__Instruction__
Every entry here needs to be repeated exactly.

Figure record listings

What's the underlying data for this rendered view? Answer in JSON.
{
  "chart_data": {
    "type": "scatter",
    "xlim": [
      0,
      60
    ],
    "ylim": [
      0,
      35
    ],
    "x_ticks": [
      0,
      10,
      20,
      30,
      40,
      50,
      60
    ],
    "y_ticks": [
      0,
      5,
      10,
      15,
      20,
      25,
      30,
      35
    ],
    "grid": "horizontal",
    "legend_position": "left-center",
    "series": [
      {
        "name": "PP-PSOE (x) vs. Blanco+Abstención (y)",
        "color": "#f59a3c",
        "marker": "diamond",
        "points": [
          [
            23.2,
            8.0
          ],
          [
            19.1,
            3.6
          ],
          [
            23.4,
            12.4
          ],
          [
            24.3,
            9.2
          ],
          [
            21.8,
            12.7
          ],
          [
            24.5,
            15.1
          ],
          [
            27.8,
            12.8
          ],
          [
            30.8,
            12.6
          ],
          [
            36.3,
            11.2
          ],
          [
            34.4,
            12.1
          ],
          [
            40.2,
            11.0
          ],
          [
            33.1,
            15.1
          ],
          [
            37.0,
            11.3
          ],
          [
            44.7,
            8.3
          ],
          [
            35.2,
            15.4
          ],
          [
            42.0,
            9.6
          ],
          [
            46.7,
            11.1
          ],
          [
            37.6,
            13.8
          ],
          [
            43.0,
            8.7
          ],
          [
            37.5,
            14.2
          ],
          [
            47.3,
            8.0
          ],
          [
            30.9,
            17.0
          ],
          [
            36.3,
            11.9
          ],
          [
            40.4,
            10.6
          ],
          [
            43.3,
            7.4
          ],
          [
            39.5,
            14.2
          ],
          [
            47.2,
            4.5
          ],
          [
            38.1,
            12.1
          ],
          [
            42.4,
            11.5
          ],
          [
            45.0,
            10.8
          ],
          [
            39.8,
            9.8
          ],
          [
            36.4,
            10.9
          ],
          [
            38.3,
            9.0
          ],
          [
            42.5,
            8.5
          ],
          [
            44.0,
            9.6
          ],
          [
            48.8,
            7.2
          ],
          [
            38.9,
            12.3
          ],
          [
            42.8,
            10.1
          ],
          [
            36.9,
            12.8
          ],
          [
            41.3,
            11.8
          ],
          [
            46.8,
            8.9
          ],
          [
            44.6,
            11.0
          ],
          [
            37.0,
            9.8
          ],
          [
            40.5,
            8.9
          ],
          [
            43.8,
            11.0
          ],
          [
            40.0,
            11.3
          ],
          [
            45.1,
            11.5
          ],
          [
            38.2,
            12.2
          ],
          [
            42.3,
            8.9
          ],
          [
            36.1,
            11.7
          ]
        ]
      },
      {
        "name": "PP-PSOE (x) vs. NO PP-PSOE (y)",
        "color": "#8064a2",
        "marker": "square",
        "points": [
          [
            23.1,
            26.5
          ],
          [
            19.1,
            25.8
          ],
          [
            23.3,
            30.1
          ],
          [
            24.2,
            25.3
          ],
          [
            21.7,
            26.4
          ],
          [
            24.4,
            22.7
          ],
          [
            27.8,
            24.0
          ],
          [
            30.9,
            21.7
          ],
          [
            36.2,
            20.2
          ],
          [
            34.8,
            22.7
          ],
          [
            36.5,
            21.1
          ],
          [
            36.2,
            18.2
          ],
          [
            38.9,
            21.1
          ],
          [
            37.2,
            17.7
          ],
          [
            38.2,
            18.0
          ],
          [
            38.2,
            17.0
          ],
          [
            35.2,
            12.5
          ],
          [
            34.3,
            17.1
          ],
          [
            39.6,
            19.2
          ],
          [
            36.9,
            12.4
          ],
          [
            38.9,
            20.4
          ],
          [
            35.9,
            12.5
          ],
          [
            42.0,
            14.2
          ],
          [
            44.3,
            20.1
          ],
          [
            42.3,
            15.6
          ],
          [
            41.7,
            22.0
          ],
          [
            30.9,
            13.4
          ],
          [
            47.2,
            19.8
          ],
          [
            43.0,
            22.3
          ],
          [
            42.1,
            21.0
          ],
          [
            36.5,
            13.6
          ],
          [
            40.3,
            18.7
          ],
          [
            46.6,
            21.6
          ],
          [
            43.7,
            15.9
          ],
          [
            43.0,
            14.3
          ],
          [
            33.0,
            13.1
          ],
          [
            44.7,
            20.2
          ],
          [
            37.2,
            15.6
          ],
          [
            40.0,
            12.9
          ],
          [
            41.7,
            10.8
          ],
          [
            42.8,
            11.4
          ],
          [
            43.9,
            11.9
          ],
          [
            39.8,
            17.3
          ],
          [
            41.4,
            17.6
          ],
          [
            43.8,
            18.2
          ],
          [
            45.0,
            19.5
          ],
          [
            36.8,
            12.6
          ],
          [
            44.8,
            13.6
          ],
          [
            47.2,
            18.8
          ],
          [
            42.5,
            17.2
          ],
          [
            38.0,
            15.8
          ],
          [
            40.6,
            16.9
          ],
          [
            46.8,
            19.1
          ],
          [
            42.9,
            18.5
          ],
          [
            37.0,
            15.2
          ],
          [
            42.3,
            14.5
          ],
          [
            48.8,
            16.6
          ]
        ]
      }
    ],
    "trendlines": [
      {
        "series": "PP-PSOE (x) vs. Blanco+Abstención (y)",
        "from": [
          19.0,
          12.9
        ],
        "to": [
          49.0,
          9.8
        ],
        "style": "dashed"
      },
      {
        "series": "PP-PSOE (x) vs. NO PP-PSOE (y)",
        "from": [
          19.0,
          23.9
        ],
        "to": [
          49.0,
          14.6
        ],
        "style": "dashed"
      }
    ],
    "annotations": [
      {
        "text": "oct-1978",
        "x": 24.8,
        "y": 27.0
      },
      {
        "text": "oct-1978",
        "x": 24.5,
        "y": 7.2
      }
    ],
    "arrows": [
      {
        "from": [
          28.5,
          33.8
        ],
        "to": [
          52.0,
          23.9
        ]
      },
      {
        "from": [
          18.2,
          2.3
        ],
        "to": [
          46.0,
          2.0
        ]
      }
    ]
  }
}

__Task output__
What's the underlying data for this rendered view? Answer in JSON.
{
  "chart_data": {
    "type": "scatter",
    "xlim": [
      0,
      60
    ],
    "ylim": [
      0,
      35
    ],
    "x_ticks": [
      0,
      10,
      20,
      30,
      40,
      50,
      60
    ],
    "y_ticks": [
      0,
      5,
      10,
      15,
      20,
      25,
      30,
      35
    ],
    "grid": "horizontal",
    "legend_position": "left-center",
    "series": [
      {
        "name": "PP-PSOE (x) vs. Blanco+Abstención (y)",
        "color": "#f59a3c",
        "marker": "diamond",
        "points": [
          [
            23.2,
            8.0
          ],
          [
            19.1,
            3.6
          ],
          [
            23.4,
            12.4
          ],
          [
            24.3,
            9.2
          ],
          [
            21.8,
            12.7
          ],
          [
            24.5,
            15.1
          ],
          [
            27.8,
            12.8
          ],
          [
            30.8,
            12.6
          ],
          [
            36.3,
            11.2
          ],
          [
            34.4,
            12.1
          ],
          [
            40.2,
            11.0
          ],
          [
            33.1,
            15.1
          ],
          [
            37.0,
            11.3
          ],
          [
            44.7,
            8.3
          ],
          [
            35.2,
            15.4
          ],
          [
            42.0,
            9.6
          ],
          [
            46.7,
            11.1
          ],
          [
            37.6,
            13.8
          ],
          [
            43.0,
            8.7
          ],
          [
            37.5,
            14.2
          ],
          [
            47.3,
            8.0
          ],
          [
            30.9,
            17.0
          ],
          [
            36.3,
            11.9
          ],
          [
            40.4,
            10.6
          ],
          [
            43.3,
            7.4
          ],
          [
            39.5,
            14.2
          ],
          [
            47.2,
            4.5
          ],
          [
            38.1,
            12.1
          ],
          [
            42.4,
            11.5
          ],
          [
            45.0,
            10.8
          ],
          [
            39.8,
            9.8
          ],
          [
            36.4,
            10.9
          ],
          [
            38.3,
            9.0
          ],
          [
            42.5,
            8.5
          ],
          [
            44.0,
            9.6
          ],
          [
            48.8,
            7.2
          ],
          [
            38.9,
            12.3
          ],
          [
            42.8,
            10.1
          ],
          [
            36.9,
            12.8
          ],
          [
            41.3,
            11.8
          ],
          [
            46.8,
            8.9
          ],
          [
            44.6,
            11.0
          ],
          [
            37.0,
            9.8
          ],
          [
            40.5,
            8.9
          ],
          [
            43.8,
            11.0
          ],
          [
            40.0,
            11.3
          ],
          [
            45.1,
            11.5
          ],
          [
            38.2,
            12.2
          ],
          [
            42.3,
            8.9
          ],
          [
            36.1,
            11.7
          ]
        ]
      },
      {
        "name": "PP-PSOE (x) vs. NO PP-PSOE (y)",
        "color": "#8064a2",
        "marker": "square",
        "points": [
          [
            23.1,
            26.5
          ],
          [
            19.1,
            25.8
          ],
          [
            23.3,
            30.1
          ],
          [
            24.2,
            25.3
          ],
          [
            21.7,
            26.4
          ],
          [
            24.4,
            22.7
          ],
          [
            27.8,
            24.0
          ],
          [
            30.9,
            21.7
          ],
          [
            36.2,
            20.2
          ],
          [
            34.8,
            22.7
          ],
          [
            36.5,
            21.1
          ],
          [
            36.2,
            18.2
          ],
          [
            38.9,
            21.1
          ],
          [
            37.2,
            17.7
          ],
          [
            38.2,
            18.0
          ],
          [
            38.2,
            17.0
          ],
          [
            35.2,
            12.5
          ],
          [
            34.3,
            17.1
          ],
          [
            39.6,
            19.2
          ],
          [
            36.9,
            12.4
          ],
          [
            38.9,
            20.4
          ],
          [
            35.9,
            12.5
          ],
          [
            42.0,
            14.2
          ],
          [
            44.3,
            20.1
          ],
          [
            42.3,
            15.6
          ],
          [
            41.7,
            22.0
          ],
          [
            30.9,
            13.4
          ],
          [
            47.2,
            19.8
          ],
          [
            43.0,
            22.3
          ],
          [
            42.1,
            21.0
          ],
          [
            36.5,
            13.6
          ],
          [
            40.3,
            18.7
          ],
          [
            46.6,
            21.6
          ],
          [
            43.7,
            15.9
          ],
          [
            43.0,
            14.3
          ],
          [
            33.0,
            13.1
          ],
          [
            44.7,
            20.2
          ],
          [
            37.2,
            15.6
          ],
          [
            40.0,
            12.9
          ],
          [
            41.7,
            10.8
          ],
          [
            42.8,
            11.4
          ],
          [
            43.9,
            11.9
          ],
          [
            39.8,
            17.3
          ],
          [
            41.4,
            17.6
          ],
          [
            43.8,
            18.2
          ],
          [
            45.0,
            19.5
          ],
          [
            36.8,
            12.6
          ],
          [
            44.8,
            13.6
          ],
          [
            47.2,
            18.8
          ],
          [
            42.5,
            17.2
          ],
          [
            38.0,
            15.8
          ],
          [
            40.6,
            16.9
          ],
          [
            46.8,
            19.1
          ],
          [
            42.9,
            18.5
          ],
          [
            37.0,
            15.2
          ],
          [
            42.3,
            14.5
          ],
          [
            48.8,
            16.6
          ]
        ]
      }
    ],
    "trendlines": [
      {
        "series": "PP-PSOE (x) vs. Blanco+Abstención (y)",
        "from": [
          19.0,
          12.9
        ],
        "to": [
          49.0,
          9.8
        ],
        "style": "dashed"
      },
      {
        "series": "PP-PSOE (x) vs. NO PP-PSOE (y)",
        "from": [
          19.0,
          23.9
        ],
        "to": [
          49.0,
          14.6
        ],
        "style": "dashed"
      }
    ],
    "annotations": [
      {
        "text": "oct-1978",
        "x": 24.8,
        "y": 27.0
      },
      {
        "text": "oct-1978",
        "x": 24.5,
        "y": 7.2
      }
    ],
    "arrows": [
      {
        "from": [
          28.5,
          33.8
        ],
        "to": [
          52.0,
          23.9
        ]
      },
      {
        "from": [
          18.2,
          2.3
        ],
        "to": [
          46.0,
          2.0
        ]
      }
    ]
  }
}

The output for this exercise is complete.